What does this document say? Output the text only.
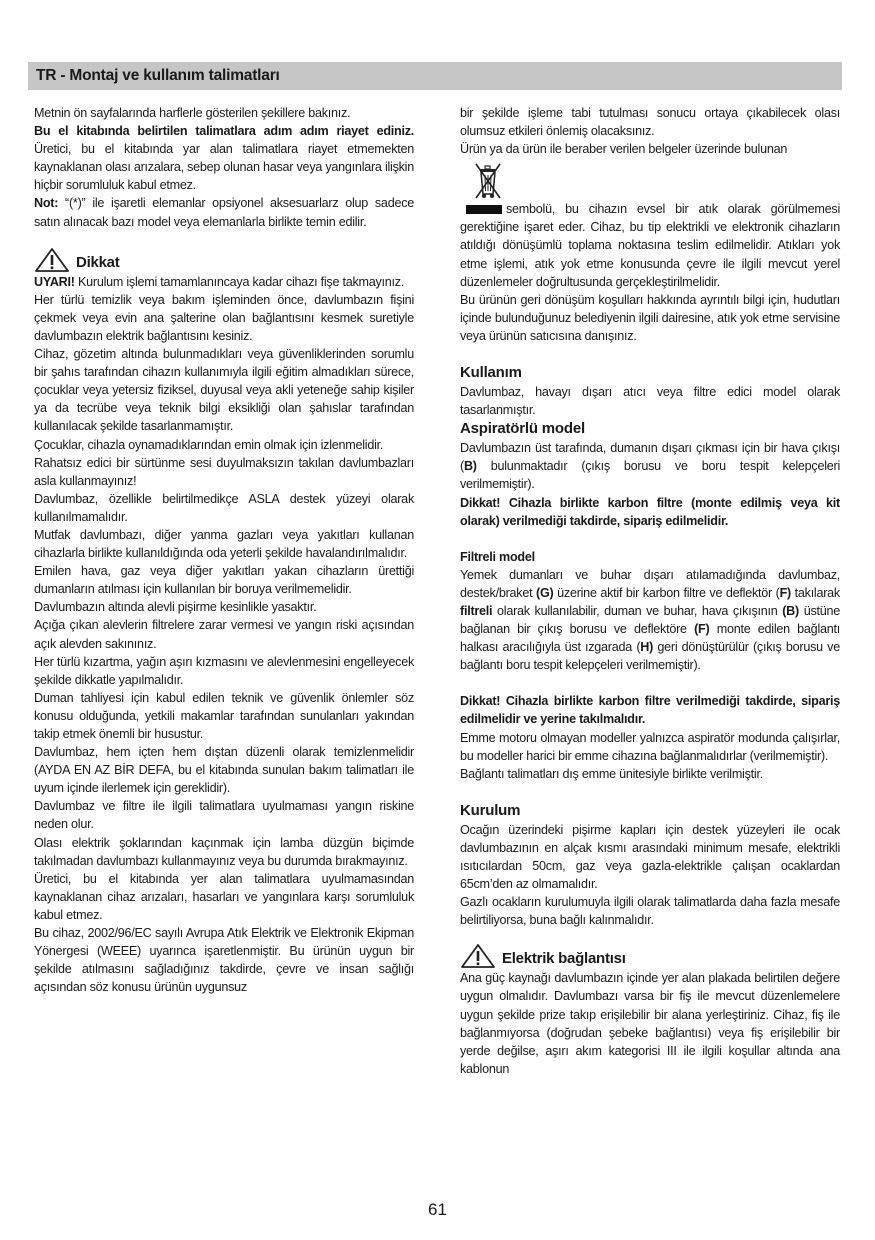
TR - Montaj ve kullanım talimatları

Metnin ön sayfalarında harflerle gösterilen şekillere bakınız.

Bu el kitabında belirtilen talimatlara adım adım riayet ediniz. Üretici, bu el kitabında yar alan talimatlara riayet etmemekten kaynaklanan olası arızalara, sebep olunan hasar veya yangınlara ilişkin hiçbir sorumluluk kabul etmez.

Not: “(*)” ile işaretli elemanlar opsiyonel aksesuarlarz olup sadece satın alınacak bazı model veya elemanlarla birlikte temin edilir.

Dikkat

UYARI! Kurulum işlemi tamamlanıncaya kadar cihazı fişe takmayınız.

Her türlü temizlik veya bakım işleminden önce, davlumbazın fişini çekmek veya evin ana şalterine olan bağlantısını kesmek suretiyle davlumbazın elektrik bağlantısını kesiniz.

Cihaz, gözetim altında bulunmadıkları veya güvenliklerinden sorumlu bir şahıs tarafından cihazın kullanımıyla ilgili eğitim almadıkları sürece, çocuklar veya yetersiz fiziksel, duyusal veya akli yeteneğe sahip kişiler ya da tecrübe veya teknik bilgi eksikliği olan şahıslar tarafından kullanılacak şekilde tasarlanmamıştır.

Çocuklar, cihazla oynamadıklarından emin olmak için izlenmelidir.

Rahatsız edici bir sürtünme sesi duyulmaksızın takılan davlumbazları asla kullanmayınız!

Davlumbaz, özellikle belirtilmedikçe ASLA destek yüzeyi olarak kullanılmamalıdır.

Mutfak davlumbazı, diğer yanma gazları veya yakıtları kullanan cihazlarla birlikte kullanıldığında oda yeterli şekilde havalandırılmalıdır.

Emilen hava, gaz veya diğer yakıtları yakan cihazların ürettiği dumanların atılması için kullanılan bir boruya verilmemelidir.

Davlumbazın altında alevli pişirme kesinlikle yasaktır.

Açığa çıkan alevlerin filtrelere zarar vermesi ve yangın riski açısından açık alevden sakınınız.

Her türlü kızartma, yağın aşırı kızmasını ve alevlenmesini engelleyecek şekilde dikkatle yapılmalıdır.

Duman tahliyesi için kabul edilen teknik ve güvenlik önlemler söz konusu olduğunda, yetkili makamlar tarafından sunulanları yakından takip etmek önemli bir husustur.

Davlumbaz, hem içten hem dıştan düzenli olarak temizlenmelidir (AYDA EN AZ BİR DEFA, bu el kitabında sunulan bakım talimatları ile uyum içinde ilerlemek için gereklidir).

Davlumbaz ve filtre ile ilgili talimatlara uyulmaması yangın riskine neden olur.

Olası elektrik şoklarından kaçınmak için lamba düzgün biçimde takılmadan davlumbazı kullanmayınız veya bu durumda bırakmayınız.

Üretici, bu el kitabında yer alan talimatlara uyulmamasından kaynaklanan cihaz arızaları, hasarları ve yangınlara karşı sorumluluk kabul etmez.

Bu cihaz, 2002/96/EC sayılı Avrupa Atık Elektrik ve Elektronik Ekipman Yönergesi (WEEE) uyarınca işaretlenmiştir. Bu ürünün uygun bir şekilde atılmasını sağladığınız takdirde, çevre ve insan sağlığı açısından söz konusu ürünün uygunsuz

bir şekilde işleme tabi tutulması sonucu ortaya çıkabilecek olası olumsuz etkileri önlemiş olacaksınız.

Ürün ya da ürün ile beraber verilen belgeler üzerinde bulunan

sembolü, bu cihazın evsel bir atık olarak görülmemesi gerektiğine işaret eder. Cihaz, bu tip elektrikli ve elektronik cihazların atıldığı dönüşümlü toplama noktasına teslim edilmelidir. Atıkları yok etme işlemi, atık yok etme konusunda çevre ile ilgili mevcut yerel düzenlemeler doğrultusunda gerçekleştirilmelidir.

Bu ürünün geri dönüşüm koşulları hakkında ayrıntılı bilgi için, hudutları içinde bulunduğunuz belediyenin ilgili dairesine, atık yok etme servisine veya ürünün satıcısına danışınız.

Kullanım

Davlumbaz, havayı dışarı atıcı veya filtre edici model olarak tasarlanmıştır.

Aspiratörlü model

Davlumbazın üst tarafında, dumanın dışarı çıkması için bir hava çıkışı (B) bulunmaktadır (çıkış borusu ve boru tespit kelepçeleri verilmemiştir).

Dikkat! Cihazla birlikte karbon filtre (monte edilmiş veya kit olarak) verilmediği takdirde, sipariş edilmelidir.

Filtreli model

Yemek dumanları ve buhar dışarı atılamadığında davlumbaz, destek/braket (G) üzerine aktif bir karbon filtre ve deflektör (F) takılarak filtreli olarak kullanılabilir, duman ve buhar, hava çıkışının (B) üstüne bağlanan bir çıkış borusu ve deflektöre (F) monte edilen bağlantı halkası aracılığıyla üst ızgarada (H) geri dönüştürülür (çıkış borusu ve bağlantı boru tespit kelepçeleri verilmemiştir).

Dikkat! Cihazla birlikte karbon filtre verilmediği takdirde, sipariş edilmelidir ve yerine takılmalıdır.

Emme motoru olmayan modeller yalnızca aspiratör modunda çalışırlar, bu modeller harici bir emme cihazına bağlanmalıdırlar (verilmemiştir).

Bağlantı talimatları dış emme ünitesiyle birlikte verilmiştir.

Kurulum

Ocağın üzerindeki pişirme kapları için destek yüzeyleri ile ocak davlumbazının en alçak kısmı arasındaki minimum mesafe, elektrikli ısıtıcılardan 50cm, gaz veya gazla-elektrikle çalışan ocaklardan 65cm’den az olmamalıdır.

Gazlı ocakların kurulumuyla ilgili olarak talimatlarda daha fazla mesafe belirtiliyorsa, buna bağlı kalınmalıdır.

Elektrik bağlantısı

Ana güç kaynağı davlumbazın içinde yer alan plakada belirtilen değere uygun olmalıdır. Davlumbazı varsa bir fiş ile mevcut düzenlemelere uygun şekilde prize takıp erişilebilir bir alana yerleştiriniz. Cihaz, fiş ile bağlanmıyorsa (doğrudan şebeke bağlantısı) veya fiş erişilebilir bir yerde değilse, aşırı akım kategorisi III ile ilgili koşullar altında ana kablonun

61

=====

- _Instructions for the task_
Without including any pictures, print all of the material exactly as given.

- _Exercise response_
What does this document say? Output the text only.
TR - Montaj ve kullanım talimatları

Metnin ön sayfalarında harflerle gösterilen şekillere bakınız.

Bu el kitabında belirtilen talimatlara adım adım riayet ediniz. Üretici, bu el kitabında yar alan talimatlara riayet etmemekten kaynaklanan olası arızalara, sebep olunan hasar veya yangınlara ilişkin hiçbir sorumluluk kabul etmez.

Not: “(*)” ile işaretli elemanlar opsiyonel aksesuarlarz olup sadece satın alınacak bazı model veya elemanlarla birlikte temin edilir.

Dikkat

UYARI! Kurulum işlemi tamamlanıncaya kadar cihazı fişe takmayınız.

Her türlü temizlik veya bakım işleminden önce, davlumbazın fişini çekmek veya evin ana şalterine olan bağlantısını kesmek suretiyle davlumbazın elektrik bağlantısını kesiniz.

Cihaz, gözetim altında bulunmadıkları veya güvenliklerinden sorumlu bir şahıs tarafından cihazın kullanımıyla ilgili eğitim almadıkları sürece, çocuklar veya yetersiz fiziksel, duyusal veya akli yeteneğe sahip kişiler ya da tecrübe veya teknik bilgi eksikliği olan şahıslar tarafından kullanılacak şekilde tasarlanmamıştır.

Çocuklar, cihazla oynamadıklarından emin olmak için izlenmelidir.

Rahatsız edici bir sürtünme sesi duyulmaksızın takılan davlumbazları asla kullanmayınız!

Davlumbaz, özellikle belirtilmedikçe ASLA destek yüzeyi olarak kullanılmamalıdır.

Mutfak davlumbazı, diğer yanma gazları veya yakıtları kullanan cihazlarla birlikte kullanıldığında oda yeterli şekilde havalandırılmalıdır.

Emilen hava, gaz veya diğer yakıtları yakan cihazların ürettiği dumanların atılması için kullanılan bir boruya verilmemelidir.

Davlumbazın altında alevli pişirme kesinlikle yasaktır.

Açığa çıkan alevlerin filtrelere zarar vermesi ve yangın riski açısından açık alevden sakınınız.

Her türlü kızartma, yağın aşırı kızmasını ve alevlenmesini engelleyecek şekilde dikkatle yapılmalıdır.

Duman tahliyesi için kabul edilen teknik ve güvenlik önlemler söz konusu olduğunda, yetkili makamlar tarafından sunulanları yakından takip etmek önemli bir husustur.

Davlumbaz, hem içten hem dıştan düzenli olarak temizlenmelidir (AYDA EN AZ BİR DEFA, bu el kitabında sunulan bakım talimatları ile uyum içinde ilerlemek için gereklidir).

Davlumbaz ve filtre ile ilgili talimatlara uyulmaması yangın riskine neden olur.

Olası elektrik şoklarından kaçınmak için lamba düzgün biçimde takılmadan davlumbazı kullanmayınız veya bu durumda bırakmayınız.

Üretici, bu el kitabında yer alan talimatlara uyulmamasından kaynaklanan cihaz arızaları, hasarları ve yangınlara karşı sorumluluk kabul etmez.

Bu cihaz, 2002/96/EC sayılı Avrupa Atık Elektrik ve Elektronik Ekipman Yönergesi (WEEE) uyarınca işaretlenmiştir. Bu ürünün uygun bir şekilde atılmasını sağladığınız takdirde, çevre ve insan sağlığı açısından söz konusu ürünün uygunsuz

bir şekilde işleme tabi tutulması sonucu ortaya çıkabilecek olası olumsuz etkileri önlemiş olacaksınız.

Ürün ya da ürün ile beraber verilen belgeler üzerinde bulunan

sembolü, bu cihazın evsel bir atık olarak görülmemesi gerektiğine işaret eder. Cihaz, bu tip elektrikli ve elektronik cihazların atıldığı dönüşümlü toplama noktasına teslim edilmelidir. Atıkları yok etme işlemi, atık yok etme konusunda çevre ile ilgili mevcut yerel düzenlemeler doğrultusunda gerçekleştirilmelidir.

Bu ürünün geri dönüşüm koşulları hakkında ayrıntılı bilgi için, hudutları içinde bulunduğunuz belediyenin ilgili dairesine, atık yok etme servisine veya ürünün satıcısına danışınız.

Kullanım

Davlumbaz, havayı dışarı atıcı veya filtre edici model olarak tasarlanmıştır.

Aspiratörlü model

Davlumbazın üst tarafında, dumanın dışarı çıkması için bir hava çıkışı (B) bulunmaktadır (çıkış borusu ve boru tespit kelepçeleri verilmemiştir).

Dikkat! Cihazla birlikte karbon filtre (monte edilmiş veya kit olarak) verilmediği takdirde, sipariş edilmelidir.

Filtreli model

Yemek dumanları ve buhar dışarı atılamadığında davlumbaz, destek/braket (G) üzerine aktif bir karbon filtre ve deflektör (F) takılarak filtreli olarak kullanılabilir, duman ve buhar, hava çıkışının (B) üstüne bağlanan bir çıkış borusu ve deflektöre (F) monte edilen bağlantı halkası aracılığıyla üst ızgarada (H) geri dönüştürülür (çıkış borusu ve bağlantı boru tespit kelepçeleri verilmemiştir).

Dikkat! Cihazla birlikte karbon filtre verilmediği takdirde, sipariş edilmelidir ve yerine takılmalıdır.

Emme motoru olmayan modeller yalnızca aspiratör modunda çalışırlar, bu modeller harici bir emme cihazına bağlanmalıdırlar (verilmemiştir).

Bağlantı talimatları dış emme ünitesiyle birlikte verilmiştir.

Kurulum

Ocağın üzerindeki pişirme kapları için destek yüzeyleri ile ocak davlumbazının en alçak kısmı arasındaki minimum mesafe, elektrikli ısıtıcılardan 50cm, gaz veya gazla-elektrikle çalışan ocaklardan 65cm’den az olmamalıdır.

Gazlı ocakların kurulumuyla ilgili olarak talimatlarda daha fazla mesafe belirtiliyorsa, buna bağlı kalınmalıdır.

Elektrik bağlantısı

Ana güç kaynağı davlumbazın içinde yer alan plakada belirtilen değere uygun olmalıdır. Davlumbazı varsa bir fiş ile mevcut düzenlemelere uygun şekilde prize takıp erişilebilir bir alana yerleştiriniz. Cihaz, fiş ile bağlanmıyorsa (doğrudan şebeke bağlantısı) veya fiş erişilebilir bir yerde değilse, aşırı akım kategorisi III ile ilgili koşullar altında ana kablonun

61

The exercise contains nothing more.